Prompt — State how many lines in the entries below contain "Hummingbird". Write nothing but the number.

— Start of The input —

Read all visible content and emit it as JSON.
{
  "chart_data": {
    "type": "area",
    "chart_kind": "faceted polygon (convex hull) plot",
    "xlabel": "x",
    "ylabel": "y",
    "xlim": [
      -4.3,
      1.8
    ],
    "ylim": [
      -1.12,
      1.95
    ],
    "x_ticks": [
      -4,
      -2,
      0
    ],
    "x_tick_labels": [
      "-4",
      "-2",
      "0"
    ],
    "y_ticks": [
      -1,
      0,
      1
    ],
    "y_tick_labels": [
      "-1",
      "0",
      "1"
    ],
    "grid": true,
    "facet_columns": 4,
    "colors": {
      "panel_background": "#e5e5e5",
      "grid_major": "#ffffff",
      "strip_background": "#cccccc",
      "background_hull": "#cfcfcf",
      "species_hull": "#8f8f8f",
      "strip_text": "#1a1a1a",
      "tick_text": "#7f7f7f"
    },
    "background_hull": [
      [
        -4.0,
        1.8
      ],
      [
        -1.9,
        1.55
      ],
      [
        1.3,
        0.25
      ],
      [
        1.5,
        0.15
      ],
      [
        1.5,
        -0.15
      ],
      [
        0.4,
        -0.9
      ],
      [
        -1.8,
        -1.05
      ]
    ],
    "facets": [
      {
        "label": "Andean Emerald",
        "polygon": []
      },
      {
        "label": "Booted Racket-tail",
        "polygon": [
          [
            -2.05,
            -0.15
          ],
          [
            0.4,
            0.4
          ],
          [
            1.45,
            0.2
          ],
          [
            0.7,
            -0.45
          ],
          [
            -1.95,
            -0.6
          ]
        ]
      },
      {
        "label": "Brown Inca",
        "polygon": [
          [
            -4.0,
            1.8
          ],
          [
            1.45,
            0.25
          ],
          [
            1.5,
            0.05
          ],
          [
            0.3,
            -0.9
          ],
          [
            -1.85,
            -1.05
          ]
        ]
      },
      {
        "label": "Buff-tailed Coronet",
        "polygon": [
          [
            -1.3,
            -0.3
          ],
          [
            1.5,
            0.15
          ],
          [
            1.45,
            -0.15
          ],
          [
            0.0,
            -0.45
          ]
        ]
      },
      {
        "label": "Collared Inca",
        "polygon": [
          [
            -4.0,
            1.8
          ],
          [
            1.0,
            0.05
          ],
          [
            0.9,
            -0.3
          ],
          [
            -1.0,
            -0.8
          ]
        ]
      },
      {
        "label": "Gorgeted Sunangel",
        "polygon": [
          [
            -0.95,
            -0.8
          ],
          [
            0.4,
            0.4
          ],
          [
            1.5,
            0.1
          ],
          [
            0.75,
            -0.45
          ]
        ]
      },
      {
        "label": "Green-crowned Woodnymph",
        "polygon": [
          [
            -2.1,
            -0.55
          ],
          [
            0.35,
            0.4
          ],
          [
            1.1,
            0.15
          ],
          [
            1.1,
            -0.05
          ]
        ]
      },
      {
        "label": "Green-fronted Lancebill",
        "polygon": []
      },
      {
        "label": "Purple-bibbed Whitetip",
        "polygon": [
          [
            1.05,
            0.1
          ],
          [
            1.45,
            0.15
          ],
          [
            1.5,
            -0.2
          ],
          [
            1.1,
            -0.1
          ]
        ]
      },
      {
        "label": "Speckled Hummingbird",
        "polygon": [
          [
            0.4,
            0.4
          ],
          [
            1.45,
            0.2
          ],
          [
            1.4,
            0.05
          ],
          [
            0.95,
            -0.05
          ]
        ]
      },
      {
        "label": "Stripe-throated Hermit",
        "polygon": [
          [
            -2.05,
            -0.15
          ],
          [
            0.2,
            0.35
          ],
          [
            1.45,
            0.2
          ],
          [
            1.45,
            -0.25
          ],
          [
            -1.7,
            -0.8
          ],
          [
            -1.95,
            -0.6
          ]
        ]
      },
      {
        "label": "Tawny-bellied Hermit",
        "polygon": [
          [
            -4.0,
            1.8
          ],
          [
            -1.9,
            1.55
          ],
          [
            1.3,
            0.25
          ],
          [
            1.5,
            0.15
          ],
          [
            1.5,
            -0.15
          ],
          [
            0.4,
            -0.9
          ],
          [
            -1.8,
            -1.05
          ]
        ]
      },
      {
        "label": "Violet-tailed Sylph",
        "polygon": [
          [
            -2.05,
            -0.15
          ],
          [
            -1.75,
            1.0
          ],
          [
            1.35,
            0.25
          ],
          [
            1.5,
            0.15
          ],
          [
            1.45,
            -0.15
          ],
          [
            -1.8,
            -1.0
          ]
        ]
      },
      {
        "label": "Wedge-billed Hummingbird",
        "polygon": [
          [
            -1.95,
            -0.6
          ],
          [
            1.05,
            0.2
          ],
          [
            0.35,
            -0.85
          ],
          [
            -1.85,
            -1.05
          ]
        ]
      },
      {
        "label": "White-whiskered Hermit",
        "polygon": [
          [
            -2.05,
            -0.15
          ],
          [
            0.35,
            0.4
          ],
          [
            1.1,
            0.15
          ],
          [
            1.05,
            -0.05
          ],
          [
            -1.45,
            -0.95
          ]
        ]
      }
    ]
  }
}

— End of The input —

Exercise output — 2